HAZ LO SIGUIENTE — Expresa como tabla Markdown, con las columnas Núm y Contenido, las líneas de los datos desde la que contiene "157, 96, 171]" hasta la que contiene "336, 710, 374]", ambas incluidas. Omite las líneas en blanco.

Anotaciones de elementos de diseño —
..........
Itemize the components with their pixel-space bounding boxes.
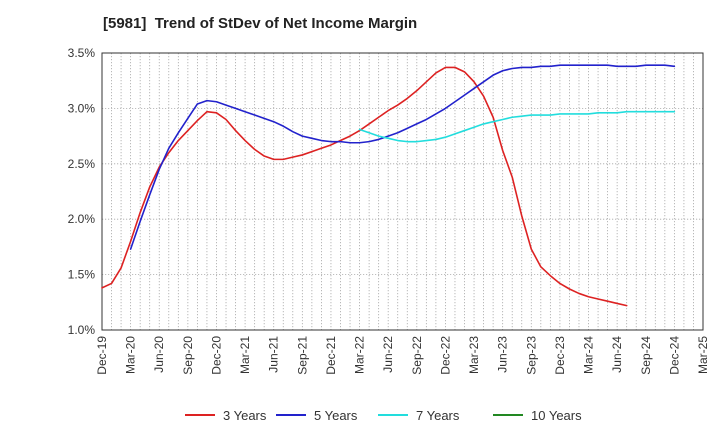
y-tick-label: 2.5%	[68, 157, 96, 171]
y-tick-label: 1.5%	[68, 268, 96, 282]
x-tick-label: Sep-23	[524, 336, 538, 375]
y-tick-label: 3.5%	[68, 46, 96, 60]
legend-label-3: 10 Years	[531, 408, 582, 423]
x-tick-label: Jun-22	[381, 336, 395, 373]
x-tick-label: Jun-20	[152, 336, 166, 373]
y-tick-label: 2.0%	[68, 212, 96, 226]
x-tick-label: Mar-25	[696, 336, 710, 374]
plot-area-border	[101, 52, 704, 331]
legend-label-2: 7 Years	[416, 408, 460, 423]
x-tick-label: Mar-24	[582, 336, 596, 374]
x-tick-label: Mar-22	[353, 336, 367, 374]
x-tick-label: Dec-22	[438, 336, 452, 375]
x-tick-label: Sep-24	[639, 336, 653, 375]
x-tick-label: Dec-21	[324, 336, 338, 375]
chart-title: [5981] Trend of StDev of Net Income Marg…	[103, 15, 418, 32]
x-tick-label: Jun-24	[610, 336, 624, 373]
y-tick-label: 1.0%	[68, 323, 96, 337]
x-tick-label: Mar-21	[238, 336, 252, 374]
x-tick-label: Sep-20	[181, 336, 195, 375]
x-tick-label: Dec-20	[209, 336, 223, 375]
y-tick-label: 3.0%	[68, 101, 96, 115]
x-tick-label: Jun-21	[267, 336, 281, 373]
x-tick-label: Mar-23	[467, 336, 481, 374]
x-tick-label: Dec-23	[553, 336, 567, 375]
x-tick-label: Sep-21	[295, 336, 309, 375]
x-tick-label: Mar-20	[124, 336, 138, 374]
legend-label-0: 3 Years	[223, 408, 267, 423]
x-tick-label: Dec-24	[667, 336, 681, 375]
series-line-0	[101, 66, 628, 307]
x-tick-label: Jun-23	[496, 336, 510, 373]
x-tick-label: Sep-22	[410, 336, 424, 375]
series-line-2	[358, 110, 676, 143]
x-tick-label: Dec-19	[95, 336, 109, 375]
series-line-1	[129, 64, 676, 250]
legend-label-1: 5 Years	[314, 408, 358, 423]
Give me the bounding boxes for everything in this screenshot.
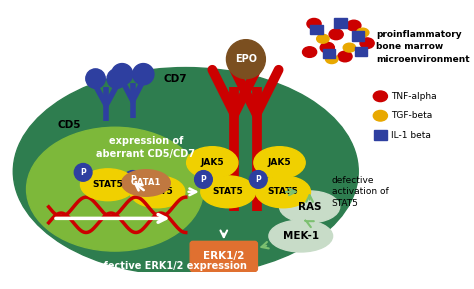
FancyBboxPatch shape: [323, 49, 335, 58]
Text: JAK5: JAK5: [201, 158, 224, 167]
Text: EPO: EPO: [235, 54, 257, 64]
Ellipse shape: [356, 28, 369, 37]
Text: ERK1/2: ERK1/2: [203, 251, 245, 261]
Ellipse shape: [302, 47, 317, 58]
Ellipse shape: [326, 55, 338, 64]
Text: GATA1: GATA1: [131, 179, 161, 188]
Ellipse shape: [374, 91, 387, 102]
Ellipse shape: [343, 43, 356, 52]
Circle shape: [124, 171, 142, 188]
Circle shape: [249, 171, 267, 188]
Ellipse shape: [130, 176, 185, 208]
Ellipse shape: [280, 191, 340, 223]
Text: JAK5: JAK5: [268, 158, 292, 167]
Text: expression of
aberrant CD5/CD7: expression of aberrant CD5/CD7: [96, 136, 195, 159]
Text: CD5: CD5: [57, 120, 81, 129]
Ellipse shape: [338, 51, 352, 62]
FancyBboxPatch shape: [374, 130, 387, 140]
Circle shape: [107, 69, 127, 88]
Text: STAT5: STAT5: [142, 187, 173, 196]
Text: defective
activation of
STAT5: defective activation of STAT5: [332, 175, 389, 208]
Ellipse shape: [81, 169, 136, 201]
Ellipse shape: [122, 170, 170, 196]
Ellipse shape: [317, 34, 329, 43]
Ellipse shape: [187, 147, 238, 179]
Ellipse shape: [27, 127, 203, 251]
FancyBboxPatch shape: [190, 241, 257, 271]
Ellipse shape: [320, 42, 334, 53]
Circle shape: [133, 64, 154, 85]
Text: RAS: RAS: [298, 202, 321, 212]
Circle shape: [227, 40, 265, 79]
Text: MEK-1: MEK-1: [283, 231, 319, 241]
FancyBboxPatch shape: [334, 18, 347, 28]
Ellipse shape: [360, 38, 374, 49]
Text: TNF-alpha: TNF-alpha: [391, 92, 437, 101]
Ellipse shape: [374, 110, 387, 121]
Ellipse shape: [255, 176, 310, 208]
FancyBboxPatch shape: [310, 25, 323, 34]
Text: proinflammatory
bone marrow
microenvironment: proinflammatory bone marrow microenviron…: [376, 30, 470, 64]
Text: CD7: CD7: [164, 74, 187, 84]
Circle shape: [111, 64, 133, 85]
Text: IL-1 beta: IL-1 beta: [391, 131, 431, 140]
Text: defective ERK1/2 expression: defective ERK1/2 expression: [90, 261, 246, 271]
FancyBboxPatch shape: [352, 31, 365, 40]
Ellipse shape: [254, 147, 305, 179]
Ellipse shape: [269, 220, 333, 252]
Text: P: P: [80, 168, 86, 177]
Circle shape: [195, 171, 212, 188]
Ellipse shape: [307, 18, 321, 29]
Ellipse shape: [201, 176, 255, 208]
Ellipse shape: [347, 20, 361, 31]
Text: P: P: [255, 175, 261, 184]
Ellipse shape: [329, 29, 343, 40]
Text: TGF-beta: TGF-beta: [391, 111, 432, 120]
Circle shape: [86, 69, 105, 88]
Text: STAT5: STAT5: [213, 187, 244, 196]
Text: P: P: [130, 175, 136, 184]
Ellipse shape: [13, 68, 358, 275]
Text: P: P: [201, 175, 206, 184]
Text: STAT5: STAT5: [268, 187, 299, 196]
Text: STAT5: STAT5: [92, 180, 123, 189]
FancyBboxPatch shape: [355, 47, 367, 56]
Circle shape: [74, 164, 92, 181]
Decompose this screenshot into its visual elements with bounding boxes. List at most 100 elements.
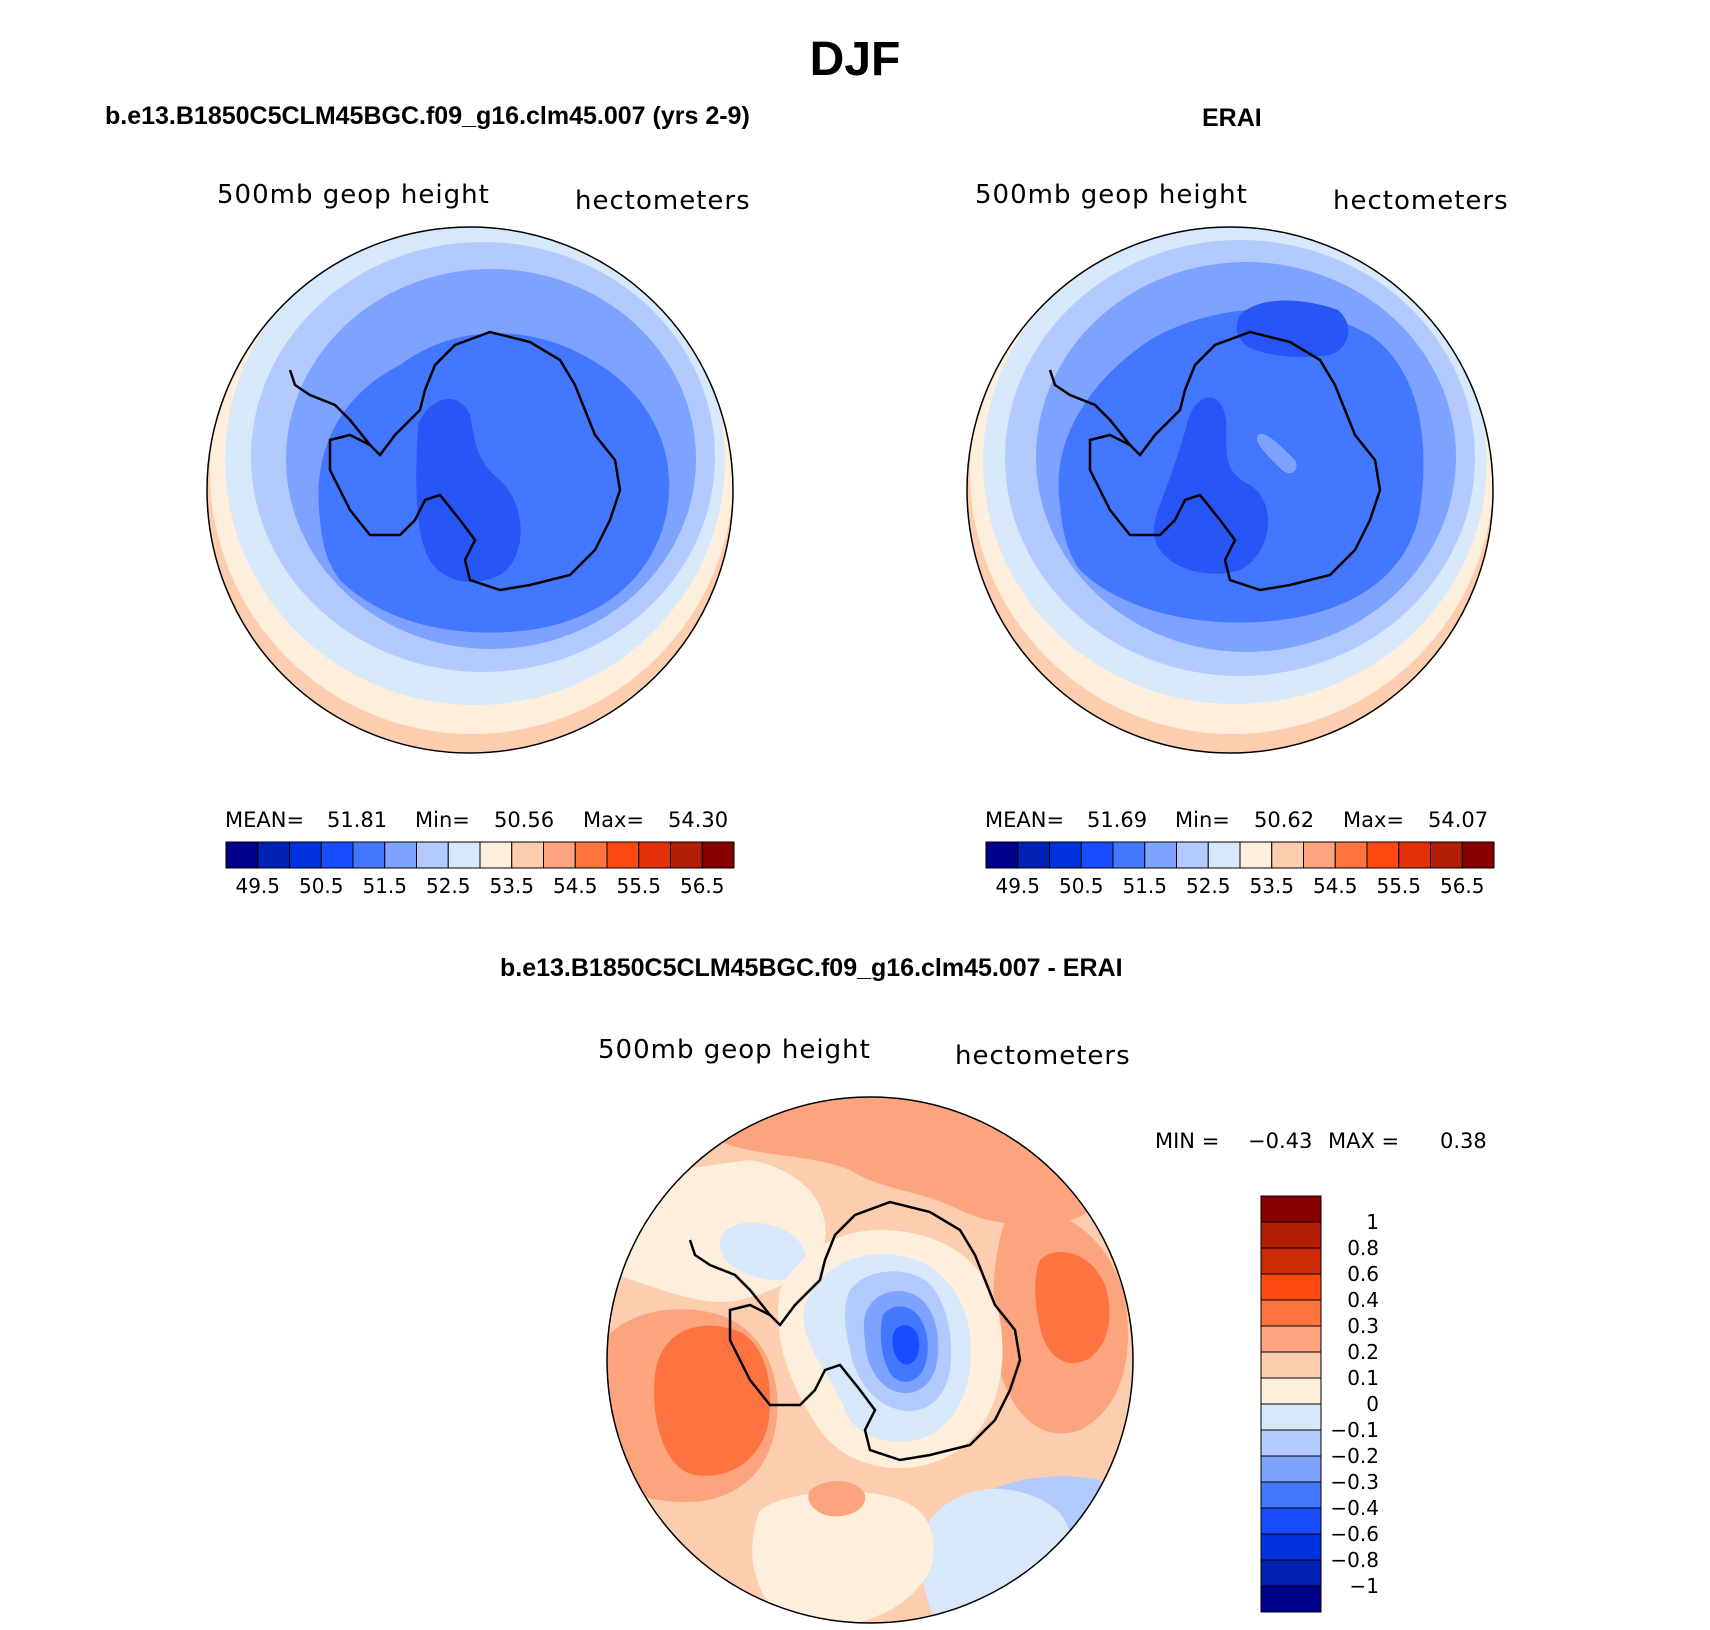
panel-2-min-value: 50.62 — [1254, 808, 1315, 832]
panel-2-colorbar-swatch-12 — [1366, 841, 1400, 869]
panel-3-colorbar-swatch-1 — [1260, 1221, 1322, 1249]
antarctica-coast — [728, 1200, 1022, 1462]
panel-2-colorbar-swatch-7 — [1207, 841, 1241, 869]
panel-1-units-label: hectometers — [575, 186, 751, 216]
panel-2-colorbar-swatch-13 — [1398, 841, 1431, 869]
panel-1-colorbar-swatch-14 — [670, 841, 703, 869]
panel-3-colorbar-swatch-4 — [1260, 1299, 1322, 1327]
panel-2-colorbar-swatch-14 — [1430, 841, 1463, 869]
panel-2-colorbar-swatch-1 — [1017, 841, 1050, 869]
figure-title: DJF — [809, 33, 901, 86]
panel-3-colorbar-tick-label-2: 0.6 — [1347, 1262, 1379, 1286]
panel-2-colorbar-swatch-0 — [985, 841, 1019, 869]
panel-3-colorbar-swatch-2 — [1260, 1247, 1322, 1275]
panel-2-colorbar-swatch-6 — [1176, 841, 1209, 869]
contour-dm1-south — [921, 1488, 1070, 1623]
panel-3-colorbar-tick-label-6: 0.1 — [1347, 1366, 1379, 1390]
panel-2-colorbar-swatch-4 — [1112, 841, 1146, 869]
contour-d00-south — [752, 1491, 934, 1623]
panel-2-colorbar-swatch-15 — [1461, 841, 1495, 869]
panel-2-variable-label: 500mb geop height — [975, 180, 1248, 210]
panel-1-title: b.e13.B1850C5CLM45BGC.f09_g16.clm45.007 … — [105, 102, 750, 130]
panel-3-colorbar-swatch-12 — [1260, 1507, 1322, 1535]
panel-3-colorbar-swatch-9 — [1260, 1429, 1322, 1457]
panel-1-colorbar-swatch-2 — [289, 841, 322, 869]
panel-1-colorbar-swatch-7 — [447, 841, 481, 869]
panel-3-colorbar-swatch-11 — [1260, 1481, 1322, 1509]
contour-d02-south — [808, 1480, 866, 1517]
panel-3-colorbar-tick-label-8: −0.1 — [1330, 1418, 1379, 1442]
panel-2-colorbar-swatch-9 — [1271, 841, 1304, 869]
panel-1-colorbar-swatch-13 — [638, 841, 671, 869]
panel-1-max-label: Max= — [583, 808, 645, 832]
panel-1-variable-label: 500mb geop height — [217, 180, 490, 210]
panel-2-colorbar-tick-label-2: 51.5 — [1122, 874, 1167, 898]
panel-2-colorbar-swatch-3 — [1080, 841, 1114, 869]
panel-1-colorbar-tick-label-4: 53.5 — [489, 874, 534, 898]
panel-3-variable-label: 500mb geop height — [598, 1035, 871, 1065]
panel-1-colorbar-tick-label-1: 50.5 — [299, 874, 344, 898]
panel-3-colorbar-tick-label-13: −0.8 — [1330, 1548, 1379, 1572]
panel-1-colorbar: 49.5 50.5 51.5 52.5 53.5 54.5 55.5 56.5 — [225, 841, 735, 898]
panel-1-colorbar-tick-label-3: 52.5 — [426, 874, 471, 898]
panel-1-colorbar-tick-label-2: 51.5 — [362, 874, 407, 898]
panel-3-colorbar-tick-label-0: 1 — [1366, 1210, 1379, 1234]
panel-1-colorbar-tick-label-6: 55.5 — [616, 874, 661, 898]
contour-50 — [416, 398, 521, 582]
panel-2-title: ERAI — [1202, 104, 1262, 132]
panel-1-colorbar-swatch-11 — [574, 841, 608, 869]
panel-2-colorbar-swatch-10 — [1303, 841, 1336, 869]
panel-2-max-value: 54.07 — [1428, 808, 1489, 832]
panel-1-colorbar-swatch-0 — [225, 841, 259, 869]
contour-50-a — [1236, 300, 1349, 357]
panel-3-colorbar-tick-label-12: −0.6 — [1330, 1522, 1379, 1546]
panel-2-colorbar-tick-label-3: 52.5 — [1186, 874, 1231, 898]
panel-1-colorbar-swatch-6 — [416, 841, 449, 869]
panel-1-colorbar-tick-label-7: 56.5 — [680, 874, 725, 898]
panel-3-colorbar-tick-label-7: 0 — [1366, 1392, 1379, 1416]
panel-2-map — [966, 226, 1494, 754]
panel-3-colorbar-tick-label-14: −1 — [1350, 1574, 1379, 1598]
panel-3-colorbar-swatch-6 — [1260, 1351, 1322, 1379]
panel-1-map — [206, 226, 734, 754]
panel-3-colorbar-tick-label-3: 0.4 — [1347, 1288, 1379, 1312]
panel-3-colorbar-tick-label-9: −0.2 — [1330, 1444, 1379, 1468]
panel-3-colorbar-tick-label-5: 0.2 — [1347, 1340, 1379, 1364]
panel-3-colorbar-tick-label-10: −0.3 — [1330, 1470, 1379, 1494]
contour-d03-west — [654, 1325, 771, 1476]
panel-1-colorbar-swatch-1 — [257, 841, 290, 869]
panel-3-colorbar-swatch-5 — [1260, 1325, 1322, 1353]
panel-2-colorbar-swatch-11 — [1334, 841, 1368, 869]
panel-3-units-label: hectometers — [955, 1041, 1131, 1071]
panel-3-colorbar-swatch-3 — [1260, 1273, 1322, 1301]
panel-3-colorbar-tick-label-11: −0.4 — [1330, 1496, 1379, 1520]
panel-3-colorbar-tick-label-4: 0.3 — [1347, 1314, 1379, 1338]
map-border — [206, 226, 734, 754]
panel-2-colorbar-swatch-2 — [1049, 841, 1082, 869]
panel-2-mean-label: MEAN= — [985, 808, 1065, 832]
antarctica-coast — [328, 330, 622, 592]
contour-d03-east — [1035, 1252, 1110, 1364]
panel-1-colorbar-swatch-5 — [384, 841, 417, 869]
panel-2-colorbar-tick-label-0: 49.5 — [995, 874, 1040, 898]
panel-2-min-label: Min= — [1175, 808, 1230, 832]
contour-50-b — [1153, 397, 1269, 574]
panel-1-colorbar-swatch-9 — [511, 841, 544, 869]
panel-1-max-value: 54.30 — [668, 808, 729, 832]
panel-2-units-label: hectometers — [1333, 186, 1509, 216]
panel-3-max-value: 0.38 — [1440, 1129, 1487, 1153]
panel-3-map — [606, 1096, 1134, 1624]
panel-1-mean-label: MEAN= — [225, 808, 305, 832]
panel-2-colorbar-tick-label-6: 55.5 — [1376, 874, 1421, 898]
panel-2-colorbar-tick-label-7: 56.5 — [1440, 874, 1485, 898]
panel-1-mean-value: 51.81 — [327, 808, 388, 832]
panel-3-colorbar-swatch-10 — [1260, 1455, 1322, 1483]
antarctic-peninsula — [688, 1239, 771, 1316]
panel-2-colorbar-tick-label-4: 53.5 — [1249, 874, 1294, 898]
contour-dm5 — [892, 1325, 920, 1365]
panel-1-colorbar-swatch-15 — [701, 841, 735, 869]
panel-1-colorbar-swatch-12 — [606, 841, 640, 869]
panel-3-title: b.e13.B1850C5CLM45BGC.f09_g16.clm45.007 … — [500, 954, 1123, 982]
panel-3-colorbar-swatch-14 — [1260, 1559, 1322, 1587]
panel-1-colorbar-swatch-8 — [479, 841, 513, 869]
..........
RESPUESTA AL EJERCICIO —
| Núm | Contenido |
|---|---|
| 1 | y-tick-label: 2.5%	[68, 157, 96, 171] |
| 2 | y-tick-label: 1.5%	[68, 268, 96, 282] |
| 3 | x-tick-label: Sep-23	[524, 336, 538, 375] |
| 4 | y-tick-label: 3.5%	[68, 46, 96, 60] |
| 5 | legend-label-3: 10 Years	[531, 408, 582, 423] |
| 6 | x-tick-label: Jun-22	[381, 336, 395, 373] |
| 7 | x-tick-label: Jun-20	[152, 336, 166, 373] |
| 8 | y-tick-label: 2.0%	[68, 212, 96, 226] |
| 9 | x-tick-label: Mar-25	[696, 336, 710, 374] |